Note each line that includes the word "Parentalidade". Copy those lines.

# Start of Record set

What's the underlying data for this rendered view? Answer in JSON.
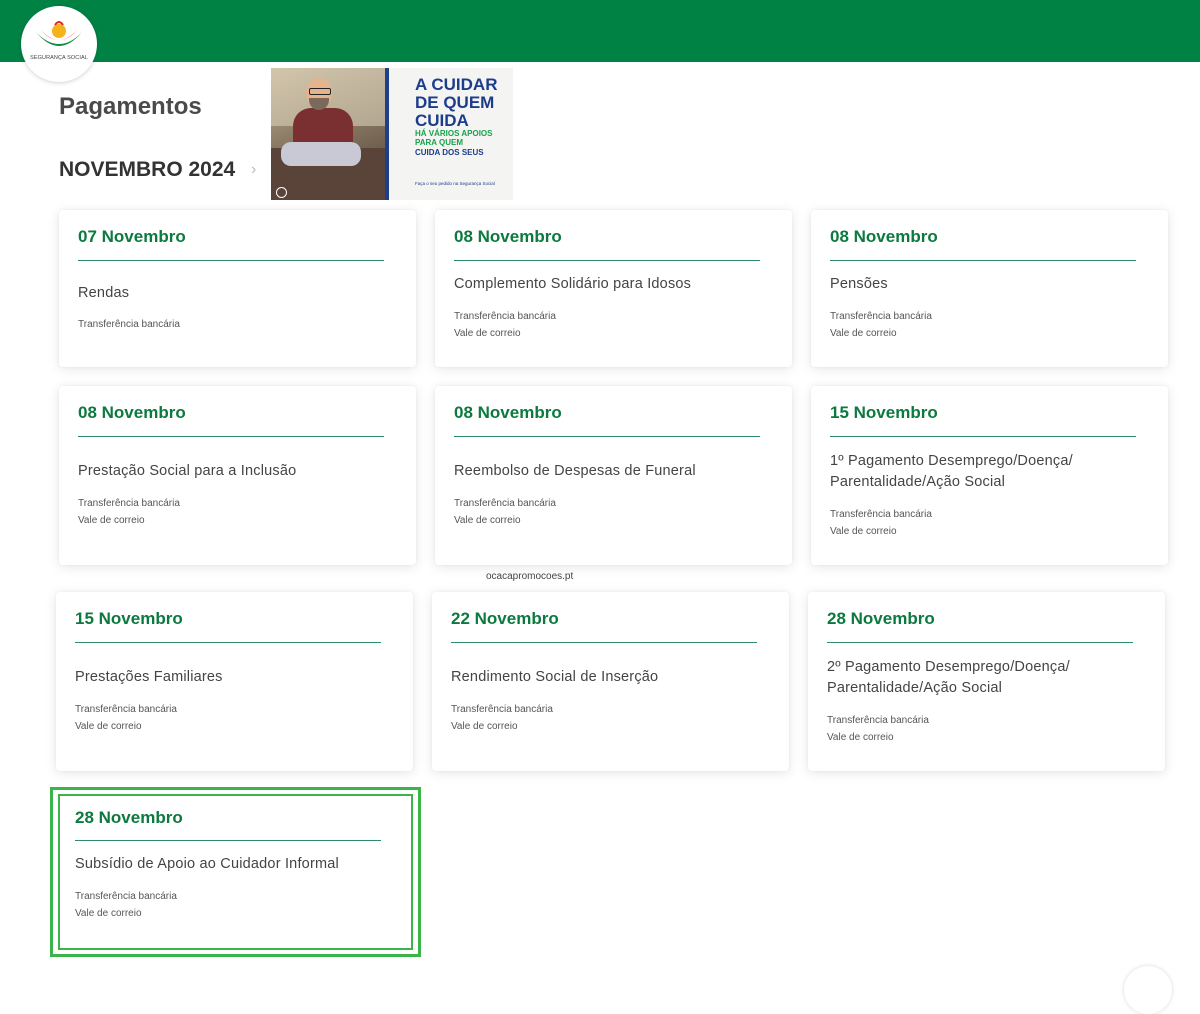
{
  "header": {
    "logo_text": "SEGURANÇA SOCIAL"
  },
  "page": {
    "title": "Pagamentos",
    "month": "NOVEMBRO 2024",
    "month_arrow": "›"
  },
  "banner": {
    "headline": "A CUIDAR DE QUEM CUIDA",
    "subheadline_green": "HÁ VÁRIOS APOIOS PARA QUEM",
    "subheadline_blue": "CUIDA DOS SEUS",
    "footer": "Faça o seu pedido na Segurança Social"
  },
  "watermark": "ocacapromocoes.pt",
  "cards": [
    {
      "date": "07 Novembro",
      "name": "Rendas",
      "methods": [
        "Transferência bancária"
      ]
    },
    {
      "date": "08 Novembro",
      "name": "Complemento Solidário para Idosos",
      "methods": [
        "Transferência bancária",
        "Vale de correio"
      ]
    },
    {
      "date": "08 Novembro",
      "name": "Pensões",
      "methods": [
        "Transferência bancária",
        "Vale de correio"
      ]
    },
    {
      "date": "08 Novembro",
      "name": "Prestação Social para a Inclusão",
      "methods": [
        "Transferência bancária",
        "Vale de correio"
      ]
    },
    {
      "date": "08 Novembro",
      "name": "Reembolso de Despesas de Funeral",
      "methods": [
        "Transferência bancária",
        "Vale de correio"
      ]
    },
    {
      "date": "15 Novembro",
      "name": "1º Pagamento Desemprego/Doença/ Parentalidade/Ação Social",
      "methods": [
        "Transferência bancária",
        "Vale de correio"
      ]
    },
    {
      "date": "15 Novembro",
      "name": "Prestações Familiares",
      "methods": [
        "Transferência bancária",
        "Vale de correio"
      ]
    },
    {
      "date": "22 Novembro",
      "name": "Rendimento Social de Inserção",
      "methods": [
        "Transferência bancária",
        "Vale de correio"
      ]
    },
    {
      "date": "28 Novembro",
      "name": "2º Pagamento Desemprego/Doença/ Parentalidade/Ação Social",
      "methods": [
        "Transferência bancária",
        "Vale de correio"
      ]
    },
    {
      "date": "28 Novembro",
      "name": "Subsídio de Apoio ao Cuidador Informal",
      "methods": [
        "Transferência bancária",
        "Vale de correio"
      ]
    }
  ],
  "colors": {
    "brand_green": "#008245",
    "date_green": "#0c7a3e",
    "highlight_green": "#3bb54a",
    "banner_blue": "#1d3d8c"
  }
}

# End of Record set

# [Written response]
      "name": "1º Pagamento Desemprego/Doença/ Parentalidade/Ação Social",
      "name": "2º Pagamento Desemprego/Doença/ Parentalidade/Ação Social",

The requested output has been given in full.